-- Supplied information start --

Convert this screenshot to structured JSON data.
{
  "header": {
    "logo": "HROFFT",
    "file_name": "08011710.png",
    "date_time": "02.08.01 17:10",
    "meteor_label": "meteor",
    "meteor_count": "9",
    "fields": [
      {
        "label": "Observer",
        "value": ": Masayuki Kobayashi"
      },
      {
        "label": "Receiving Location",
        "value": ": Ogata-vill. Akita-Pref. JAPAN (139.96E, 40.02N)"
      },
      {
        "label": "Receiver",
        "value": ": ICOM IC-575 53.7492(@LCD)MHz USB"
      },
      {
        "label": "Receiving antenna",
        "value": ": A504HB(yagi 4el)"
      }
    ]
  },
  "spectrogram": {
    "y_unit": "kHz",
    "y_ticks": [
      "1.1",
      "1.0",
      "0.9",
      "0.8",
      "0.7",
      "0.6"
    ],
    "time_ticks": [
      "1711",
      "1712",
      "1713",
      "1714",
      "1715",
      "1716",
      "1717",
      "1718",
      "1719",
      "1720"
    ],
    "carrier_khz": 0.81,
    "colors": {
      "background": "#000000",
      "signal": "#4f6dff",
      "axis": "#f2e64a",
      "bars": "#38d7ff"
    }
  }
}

-- Supplied information end --
-- Supplied information start --

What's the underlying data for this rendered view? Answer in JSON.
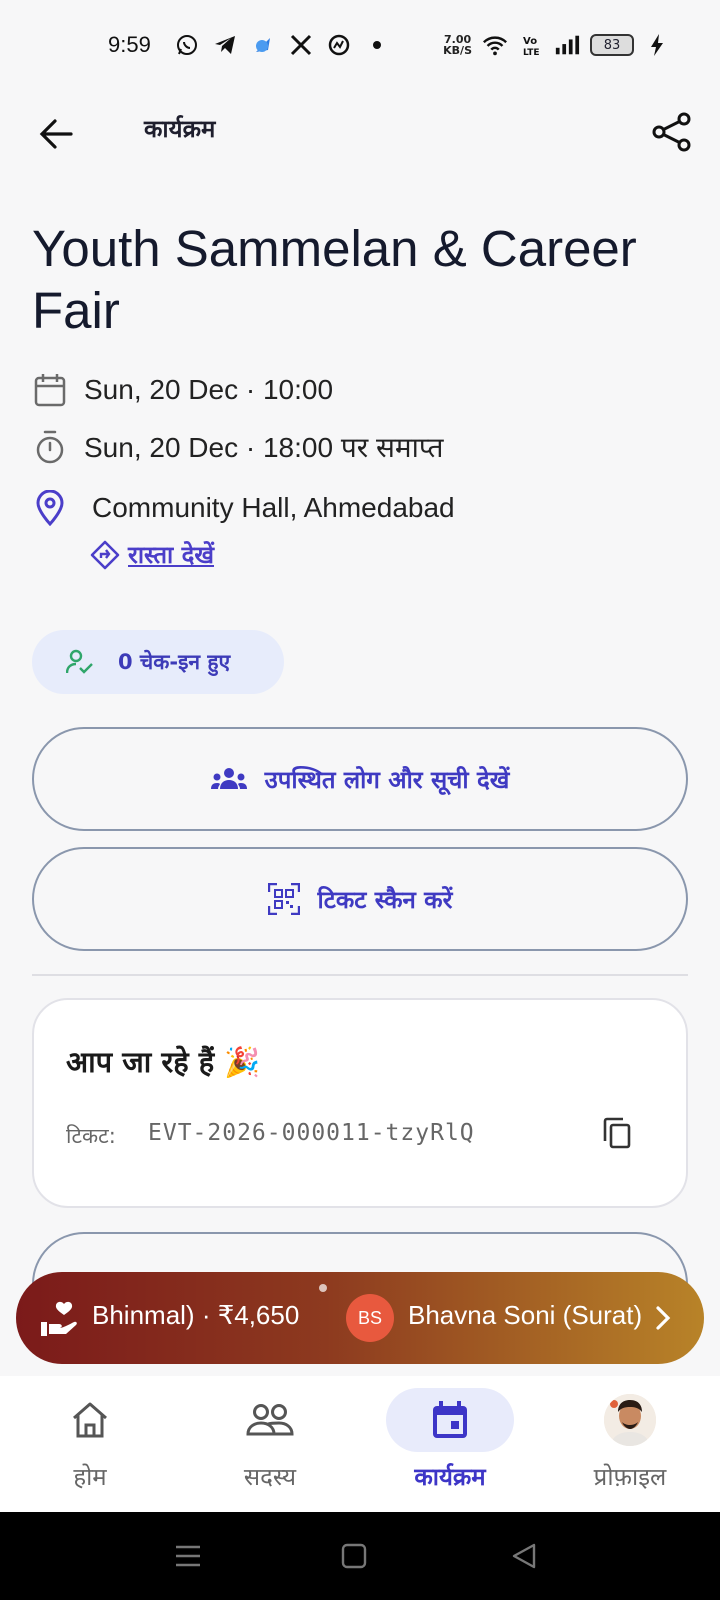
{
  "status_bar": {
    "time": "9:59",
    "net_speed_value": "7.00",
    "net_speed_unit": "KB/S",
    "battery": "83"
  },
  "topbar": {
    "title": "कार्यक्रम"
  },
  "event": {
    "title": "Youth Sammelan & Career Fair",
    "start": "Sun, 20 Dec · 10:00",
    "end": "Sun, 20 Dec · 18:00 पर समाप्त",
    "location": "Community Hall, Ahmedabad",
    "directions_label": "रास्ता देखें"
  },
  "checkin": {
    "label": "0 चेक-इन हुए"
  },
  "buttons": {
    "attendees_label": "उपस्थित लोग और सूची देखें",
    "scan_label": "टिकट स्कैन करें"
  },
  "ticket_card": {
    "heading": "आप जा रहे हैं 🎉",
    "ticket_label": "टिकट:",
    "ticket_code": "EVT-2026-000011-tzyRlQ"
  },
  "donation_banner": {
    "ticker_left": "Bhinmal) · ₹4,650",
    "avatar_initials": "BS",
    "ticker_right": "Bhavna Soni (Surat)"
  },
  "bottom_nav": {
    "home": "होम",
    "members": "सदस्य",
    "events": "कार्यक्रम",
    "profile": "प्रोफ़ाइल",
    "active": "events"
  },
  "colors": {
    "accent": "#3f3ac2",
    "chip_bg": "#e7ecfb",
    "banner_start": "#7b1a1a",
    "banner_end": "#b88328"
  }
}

-- Supplied information end --

_The problem_: Pull out every line containing "title".

_Answer below_:
    "title": "कार्यक्रम"
    "title": "Youth Sammelan & Career Fair",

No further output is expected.